Skip the pictures and extract all of the lines exactly as written.

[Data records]
START

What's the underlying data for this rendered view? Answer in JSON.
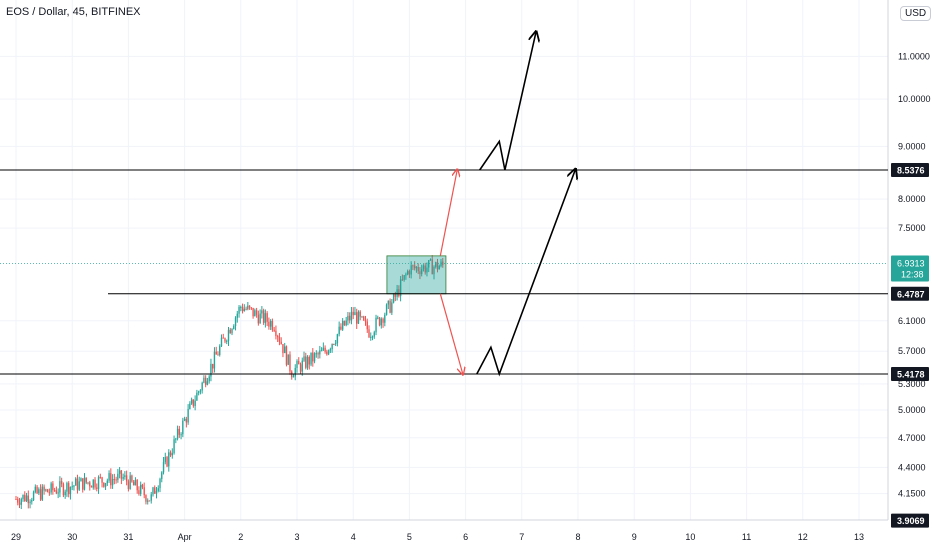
{
  "header": {
    "title": "EOS / Dollar, 45, BITFINEX",
    "currency": "USD"
  },
  "colors": {
    "up": "#26a69a",
    "down": "#ef5350",
    "grid": "#f0f3fa",
    "axis_text": "#131722",
    "price_tag_bg": "#131722",
    "current_tag_bg": "#26a69a",
    "zone_fill": "#26a69a",
    "arrow_red": "#ef5350",
    "arrow_black": "#000000"
  },
  "chart_data": {
    "type": "candlestick",
    "title": "EOS / Dollar, 45, BITFINEX",
    "x_tick_labels": [
      "29",
      "30",
      "31",
      "Apr",
      "2",
      "3",
      "4",
      "5",
      "6",
      "7",
      "8",
      "9",
      "10",
      "11",
      "12",
      "13"
    ],
    "y_tick_labels": [
      "11.0000",
      "10.0000",
      "9.0000",
      "8.0000",
      "7.5000",
      "6.1000",
      "5.7000",
      "5.3000",
      "5.0000",
      "4.7000",
      "4.4000",
      "4.1500"
    ],
    "y_scale": "log",
    "ylim": [
      3.9069,
      12.5
    ],
    "grid": true,
    "horizontal_levels": [
      8.5376,
      6.4787,
      5.4178,
      3.9069
    ],
    "current_price": 6.9313,
    "countdown": "12:38",
    "trend_waypoints": [
      {
        "day": 29.0,
        "price": 4.1
      },
      {
        "day": 30.2,
        "price": 4.25
      },
      {
        "day": 30.9,
        "price": 4.3
      },
      {
        "day": 31.4,
        "price": 4.1
      },
      {
        "day": 31.9,
        "price": 4.75
      },
      {
        "day": 32.5,
        "price": 5.55
      },
      {
        "day": 33.0,
        "price": 6.3
      },
      {
        "day": 33.6,
        "price": 6.05
      },
      {
        "day": 33.9,
        "price": 5.45
      },
      {
        "day": 34.5,
        "price": 5.7
      },
      {
        "day": 35.0,
        "price": 6.2
      },
      {
        "day": 35.3,
        "price": 5.95
      },
      {
        "day": 35.7,
        "price": 6.35
      },
      {
        "day": 36.0,
        "price": 6.85
      },
      {
        "day": 36.6,
        "price": 6.9
      }
    ],
    "consolidation_box": {
      "day_start": 35.6,
      "day_end": 36.65,
      "price_low": 6.4787,
      "price_high": 7.05
    },
    "projections": [
      {
        "color": "red",
        "points": [
          {
            "day": 36.55,
            "price": 7.05
          },
          {
            "day": 36.85,
            "price": 8.5376
          }
        ]
      },
      {
        "color": "red",
        "points": [
          {
            "day": 36.55,
            "price": 6.4787
          },
          {
            "day": 36.95,
            "price": 5.4178
          }
        ]
      },
      {
        "color": "black",
        "points": [
          {
            "day": 37.2,
            "price": 5.4178
          },
          {
            "day": 37.45,
            "price": 5.75
          },
          {
            "day": 37.6,
            "price": 5.4178
          },
          {
            "day": 38.95,
            "price": 8.5376
          }
        ]
      },
      {
        "color": "black",
        "points": [
          {
            "day": 37.25,
            "price": 8.5376
          },
          {
            "day": 37.6,
            "price": 9.1
          },
          {
            "day": 37.7,
            "price": 8.5376
          },
          {
            "day": 38.25,
            "price": 11.6
          }
        ]
      }
    ]
  }
}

END

▶ Completed exercise
What's the underlying data for this rendered view? Answer in JSON.
{
  "header": {
    "title": "EOS / Dollar, 45, BITFINEX",
    "currency": "USD"
  },
  "colors": {
    "up": "#26a69a",
    "down": "#ef5350",
    "grid": "#f0f3fa",
    "axis_text": "#131722",
    "price_tag_bg": "#131722",
    "current_tag_bg": "#26a69a",
    "zone_fill": "#26a69a",
    "arrow_red": "#ef5350",
    "arrow_black": "#000000"
  },
  "chart_data": {
    "type": "candlestick",
    "title": "EOS / Dollar, 45, BITFINEX",
    "x_tick_labels": [
      "29",
      "30",
      "31",
      "Apr",
      "2",
      "3",
      "4",
      "5",
      "6",
      "7",
      "8",
      "9",
      "10",
      "11",
      "12",
      "13"
    ],
    "y_tick_labels": [
      "11.0000",
      "10.0000",
      "9.0000",
      "8.0000",
      "7.5000",
      "6.1000",
      "5.7000",
      "5.3000",
      "5.0000",
      "4.7000",
      "4.4000",
      "4.1500"
    ],
    "y_scale": "log",
    "ylim": [
      3.9069,
      12.5
    ],
    "grid": true,
    "horizontal_levels": [
      8.5376,
      6.4787,
      5.4178,
      3.9069
    ],
    "current_price": 6.9313,
    "countdown": "12:38",
    "trend_waypoints": [
      {
        "day": 29.0,
        "price": 4.1
      },
      {
        "day": 30.2,
        "price": 4.25
      },
      {
        "day": 30.9,
        "price": 4.3
      },
      {
        "day": 31.4,
        "price": 4.1
      },
      {
        "day": 31.9,
        "price": 4.75
      },
      {
        "day": 32.5,
        "price": 5.55
      },
      {
        "day": 33.0,
        "price": 6.3
      },
      {
        "day": 33.6,
        "price": 6.05
      },
      {
        "day": 33.9,
        "price": 5.45
      },
      {
        "day": 34.5,
        "price": 5.7
      },
      {
        "day": 35.0,
        "price": 6.2
      },
      {
        "day": 35.3,
        "price": 5.95
      },
      {
        "day": 35.7,
        "price": 6.35
      },
      {
        "day": 36.0,
        "price": 6.85
      },
      {
        "day": 36.6,
        "price": 6.9
      }
    ],
    "consolidation_box": {
      "day_start": 35.6,
      "day_end": 36.65,
      "price_low": 6.4787,
      "price_high": 7.05
    },
    "projections": [
      {
        "color": "red",
        "points": [
          {
            "day": 36.55,
            "price": 7.05
          },
          {
            "day": 36.85,
            "price": 8.5376
          }
        ]
      },
      {
        "color": "red",
        "points": [
          {
            "day": 36.55,
            "price": 6.4787
          },
          {
            "day": 36.95,
            "price": 5.4178
          }
        ]
      },
      {
        "color": "black",
        "points": [
          {
            "day": 37.2,
            "price": 5.4178
          },
          {
            "day": 37.45,
            "price": 5.75
          },
          {
            "day": 37.6,
            "price": 5.4178
          },
          {
            "day": 38.95,
            "price": 8.5376
          }
        ]
      },
      {
        "color": "black",
        "points": [
          {
            "day": 37.25,
            "price": 8.5376
          },
          {
            "day": 37.6,
            "price": 9.1
          },
          {
            "day": 37.7,
            "price": 8.5376
          },
          {
            "day": 38.25,
            "price": 11.6
          }
        ]
      }
    ]
  }
}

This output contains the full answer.